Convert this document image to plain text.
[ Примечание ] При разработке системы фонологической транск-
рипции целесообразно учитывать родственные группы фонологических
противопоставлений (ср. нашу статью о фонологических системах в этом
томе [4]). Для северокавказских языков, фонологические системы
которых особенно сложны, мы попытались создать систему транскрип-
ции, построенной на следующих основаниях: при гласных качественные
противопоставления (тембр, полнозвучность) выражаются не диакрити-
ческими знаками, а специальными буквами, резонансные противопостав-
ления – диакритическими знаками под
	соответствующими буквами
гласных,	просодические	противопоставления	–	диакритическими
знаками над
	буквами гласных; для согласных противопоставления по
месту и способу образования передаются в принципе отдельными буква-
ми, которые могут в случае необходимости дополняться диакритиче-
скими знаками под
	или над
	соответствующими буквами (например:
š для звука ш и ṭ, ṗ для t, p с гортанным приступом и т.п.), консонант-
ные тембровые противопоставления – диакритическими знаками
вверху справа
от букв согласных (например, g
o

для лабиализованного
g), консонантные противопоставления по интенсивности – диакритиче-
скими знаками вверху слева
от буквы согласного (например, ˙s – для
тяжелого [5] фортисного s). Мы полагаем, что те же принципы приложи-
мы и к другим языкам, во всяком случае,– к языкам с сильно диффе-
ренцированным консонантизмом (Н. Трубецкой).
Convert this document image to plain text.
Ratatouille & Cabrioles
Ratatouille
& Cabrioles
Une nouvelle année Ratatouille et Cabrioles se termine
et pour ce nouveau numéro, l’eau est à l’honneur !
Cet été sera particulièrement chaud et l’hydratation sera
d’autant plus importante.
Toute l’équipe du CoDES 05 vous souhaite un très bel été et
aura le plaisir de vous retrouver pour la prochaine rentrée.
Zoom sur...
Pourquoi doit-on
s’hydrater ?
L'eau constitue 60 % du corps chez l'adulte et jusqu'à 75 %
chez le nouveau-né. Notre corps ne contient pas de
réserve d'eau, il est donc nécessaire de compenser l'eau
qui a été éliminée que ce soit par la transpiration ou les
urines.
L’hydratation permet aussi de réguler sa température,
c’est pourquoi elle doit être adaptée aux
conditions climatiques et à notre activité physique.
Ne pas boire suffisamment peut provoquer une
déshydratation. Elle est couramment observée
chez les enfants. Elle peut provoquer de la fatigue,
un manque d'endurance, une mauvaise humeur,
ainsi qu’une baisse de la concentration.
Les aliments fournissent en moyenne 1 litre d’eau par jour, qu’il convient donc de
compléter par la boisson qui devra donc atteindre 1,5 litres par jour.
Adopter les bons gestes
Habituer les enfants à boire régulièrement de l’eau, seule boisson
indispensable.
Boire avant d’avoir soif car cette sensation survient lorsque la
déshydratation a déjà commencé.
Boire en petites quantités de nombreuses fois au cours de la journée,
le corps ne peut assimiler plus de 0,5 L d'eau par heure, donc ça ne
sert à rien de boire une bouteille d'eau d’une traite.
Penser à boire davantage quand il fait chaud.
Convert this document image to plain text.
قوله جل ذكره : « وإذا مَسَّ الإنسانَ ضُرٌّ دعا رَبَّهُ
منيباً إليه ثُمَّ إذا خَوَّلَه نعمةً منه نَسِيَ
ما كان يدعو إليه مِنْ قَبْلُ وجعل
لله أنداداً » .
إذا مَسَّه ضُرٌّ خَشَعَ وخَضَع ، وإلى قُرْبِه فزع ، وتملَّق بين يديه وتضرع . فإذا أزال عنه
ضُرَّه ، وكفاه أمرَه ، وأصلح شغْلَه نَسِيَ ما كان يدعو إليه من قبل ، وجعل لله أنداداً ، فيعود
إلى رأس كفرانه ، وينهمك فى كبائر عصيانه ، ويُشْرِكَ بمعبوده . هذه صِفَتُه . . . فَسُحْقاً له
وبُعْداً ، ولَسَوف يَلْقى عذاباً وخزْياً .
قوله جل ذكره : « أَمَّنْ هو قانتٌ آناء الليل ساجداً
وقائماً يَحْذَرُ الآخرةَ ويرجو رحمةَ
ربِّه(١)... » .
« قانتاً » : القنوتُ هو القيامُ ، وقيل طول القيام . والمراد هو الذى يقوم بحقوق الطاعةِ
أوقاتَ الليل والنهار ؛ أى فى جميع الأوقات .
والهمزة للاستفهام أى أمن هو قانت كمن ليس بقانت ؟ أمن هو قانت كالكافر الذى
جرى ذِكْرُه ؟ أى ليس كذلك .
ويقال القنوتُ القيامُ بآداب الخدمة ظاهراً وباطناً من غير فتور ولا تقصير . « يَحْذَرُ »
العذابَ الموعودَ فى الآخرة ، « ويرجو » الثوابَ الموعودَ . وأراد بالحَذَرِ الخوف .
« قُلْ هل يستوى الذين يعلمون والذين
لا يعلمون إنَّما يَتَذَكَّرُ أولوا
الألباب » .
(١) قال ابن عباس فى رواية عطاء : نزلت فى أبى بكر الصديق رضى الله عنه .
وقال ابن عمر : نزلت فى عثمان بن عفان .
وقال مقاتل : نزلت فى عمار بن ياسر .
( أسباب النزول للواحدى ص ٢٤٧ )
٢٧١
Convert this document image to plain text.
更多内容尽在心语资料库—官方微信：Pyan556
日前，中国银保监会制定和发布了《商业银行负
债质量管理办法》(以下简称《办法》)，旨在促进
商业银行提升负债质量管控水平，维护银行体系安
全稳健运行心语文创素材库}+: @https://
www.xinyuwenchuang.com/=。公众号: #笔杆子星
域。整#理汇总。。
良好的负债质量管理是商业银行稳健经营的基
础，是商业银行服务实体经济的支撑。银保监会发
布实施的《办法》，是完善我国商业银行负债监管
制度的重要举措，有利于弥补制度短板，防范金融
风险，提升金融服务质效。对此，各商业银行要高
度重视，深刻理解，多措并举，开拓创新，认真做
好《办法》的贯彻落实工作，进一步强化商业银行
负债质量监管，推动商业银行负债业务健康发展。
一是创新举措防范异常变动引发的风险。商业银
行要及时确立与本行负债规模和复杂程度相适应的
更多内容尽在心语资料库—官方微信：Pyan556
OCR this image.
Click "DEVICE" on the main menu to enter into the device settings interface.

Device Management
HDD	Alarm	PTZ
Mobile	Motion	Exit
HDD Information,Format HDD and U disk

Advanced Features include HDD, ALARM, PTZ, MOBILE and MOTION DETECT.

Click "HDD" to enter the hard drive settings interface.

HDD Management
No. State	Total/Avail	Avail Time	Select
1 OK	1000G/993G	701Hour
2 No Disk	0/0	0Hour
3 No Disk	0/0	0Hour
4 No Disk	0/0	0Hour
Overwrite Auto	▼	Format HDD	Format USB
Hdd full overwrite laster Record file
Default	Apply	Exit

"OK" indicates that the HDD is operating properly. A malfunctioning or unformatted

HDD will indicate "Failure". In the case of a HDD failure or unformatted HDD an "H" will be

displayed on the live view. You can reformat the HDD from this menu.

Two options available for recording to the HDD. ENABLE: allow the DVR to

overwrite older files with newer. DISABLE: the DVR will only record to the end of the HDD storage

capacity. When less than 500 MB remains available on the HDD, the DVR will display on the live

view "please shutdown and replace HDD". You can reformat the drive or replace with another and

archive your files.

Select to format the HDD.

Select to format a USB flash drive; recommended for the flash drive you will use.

★ ★ ★ ★ ★ ★ ★

> **DESCRIPTION OF THE TASK**
Your task is to reproduce, exactly and exclusively, the lines from the one holding "OCR this image." through the final line of the listing.

> **RESULT FOR THIS EXERCISE**
OCR this image.
Click "DEVICE" on the main menu to enter into the device settings interface.

Device Management
HDD	Alarm	PTZ
Mobile	Motion	Exit
HDD Information,Format HDD and U disk

Advanced Features include HDD, ALARM, PTZ, MOBILE and MOTION DETECT.

Click "HDD" to enter the hard drive settings interface.

HDD Management
No. State	Total/Avail	Avail Time	Select
1 OK	1000G/993G	701Hour
2 No Disk	0/0	0Hour
3 No Disk	0/0	0Hour
4 No Disk	0/0	0Hour
Overwrite Auto	▼	Format HDD	Format USB
Hdd full overwrite laster Record file
Default	Apply	Exit

"OK" indicates that the HDD is operating properly. A malfunctioning or unformatted

HDD will indicate "Failure". In the case of a HDD failure or unformatted HDD an "H" will be

displayed on the live view. You can reformat the HDD from this menu.

Two options available for recording to the HDD. ENABLE: allow the DVR to

overwrite older files with newer. DISABLE: the DVR will only record to the end of the HDD storage

capacity. When less than 500 MB remains available on the HDD, the DVR will display on the live

view "please shutdown and replace HDD". You can reformat the drive or replace with another and

archive your files.

Select to format the HDD.

Select to format a USB flash drive; recommended for the flash drive you will use.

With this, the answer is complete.